Internationalmedia.co.id – News – Kondisi YTR (29), korban dugaan penganiayaan dan penyekapan bertahun-tahun oleh Taufik Hidayat, menunjukkan kemajuan signifikan. Setelah menjalani perawatan intensif di Rumah Sakit Hasan Sadikin (RSHS) Bandung, tim medis kini fokus penuh pada pemulihan psikis dan gizi korban sebagai prioritas utama sebelum tindakan operasi lebih lanjut.
YTR, yang sebelumnya diduga disekap dan dianiaya di sebuah rumah kos di Cileunyi, Kabupaten Bandung, kini sudah bisa berkomunikasi, makan, dan bahkan duduk sendiri. Perkembangan positif ini memberikan harapan baru setelah korban mengalami luka serius, termasuk kerusakan pada mata dan wajah, akibat kekerasan yang menyita perhatian publik dan kini ditangani Polda Jawa Barat.

Direktur SDM, Pendidikan, dan Penelitian RSHS Bandung, dr. Fitra Hergyana, mengungkapkan bahwa kondisi fisik dan psikis YTR terus membaik. "Untuk lukanya saat ini memang sudah ada perbaikan. Keadaan psikisnya juga sudah membaik. Yang bersangkutan sudah bisa mengobrol, sudah bisa makan, dan juga sudah bisa duduk," kata dr. Fitra, seperti dilansir internationalmedia.co.id Jabar, Jumat (26/6/2026). Ia menambahkan, komunikasi YTR masih bertahap, "bicaranya masih sedikit-sedikit ya karena memang masih dalam masa pemulihan."
Meski demikian, tim dokter belum menjadwalkan operasi. Fokus utama saat ini adalah menstabilkan kondisi umum korban agar berada dalam keadaan optimal sebelum prosedur medis lanjutan. "Nah, sambil menunggu operasinya, yang penting sekarang adalah pemulihannya dulu. Setelah keadaan umumnya stabil, baru kita melaksanakan langkah berikutnya," jelas dr. Fitra.
Ia juga menjelaskan bahwa tindakan yang telah dilakukan sejauh ini adalah debridement, yaitu pembersihan luka untuk mencegah infeksi dan mempercepat penyembuhan. "Belum operasi, Bu. Saat ini kemarin dilakukan debridement. Debridement itu adalah pembersihan luka. Selain itu, keadaan umum dan gizinya juga sedang diperbaiki, begitu juga kondisi psikisnya," imbuhnya.
Mengenai kapan operasi rekonstruksi akan dilakukan, pihak rumah sakit belum dapat memberikan kepastian. Seluruh keputusan akan sangat bergantung pada perkembangan kondisi fisik dan mental YTR. "Kita fokus pada pemulihan keadaan umum dulu. Untuk estimasinya kami belum bisa memastikan berapa lama. Yang pasti keadaan psikisnya dipulihkan dulu, lalu gizinya diperbaiki sampai yang bersangkutan benar-benar sehat," pungkas dr. Fitra.

○ ○ ○ ○

Sebutkan semua hal yang menurut berita tentang pemulihan YTR kini sudah bisa dilakukan oleh YTR.

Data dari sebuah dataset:
○ ○ ○ ○

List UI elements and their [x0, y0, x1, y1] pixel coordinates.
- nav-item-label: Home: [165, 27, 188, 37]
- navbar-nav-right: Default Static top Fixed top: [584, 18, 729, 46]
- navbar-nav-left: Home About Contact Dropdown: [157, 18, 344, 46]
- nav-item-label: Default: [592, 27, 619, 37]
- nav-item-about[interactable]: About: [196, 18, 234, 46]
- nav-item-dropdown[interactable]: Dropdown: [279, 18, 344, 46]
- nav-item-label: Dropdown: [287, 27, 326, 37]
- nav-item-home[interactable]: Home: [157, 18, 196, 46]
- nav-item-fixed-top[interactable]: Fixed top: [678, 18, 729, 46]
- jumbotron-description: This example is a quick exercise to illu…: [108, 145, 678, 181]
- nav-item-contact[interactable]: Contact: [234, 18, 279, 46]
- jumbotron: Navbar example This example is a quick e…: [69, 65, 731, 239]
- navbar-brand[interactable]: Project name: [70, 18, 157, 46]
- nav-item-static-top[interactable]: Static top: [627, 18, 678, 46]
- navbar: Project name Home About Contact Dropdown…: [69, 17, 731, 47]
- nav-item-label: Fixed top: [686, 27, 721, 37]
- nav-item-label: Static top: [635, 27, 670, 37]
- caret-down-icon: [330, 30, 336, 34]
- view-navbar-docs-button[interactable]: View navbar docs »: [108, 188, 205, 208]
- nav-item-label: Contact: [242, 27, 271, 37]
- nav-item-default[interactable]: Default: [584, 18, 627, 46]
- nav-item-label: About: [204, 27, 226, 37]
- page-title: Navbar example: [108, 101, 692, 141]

○ ○ ○ ○

> _Jawaban_:
- Berkomunikasi (mengobrol)
- Makan
- Duduk sendiri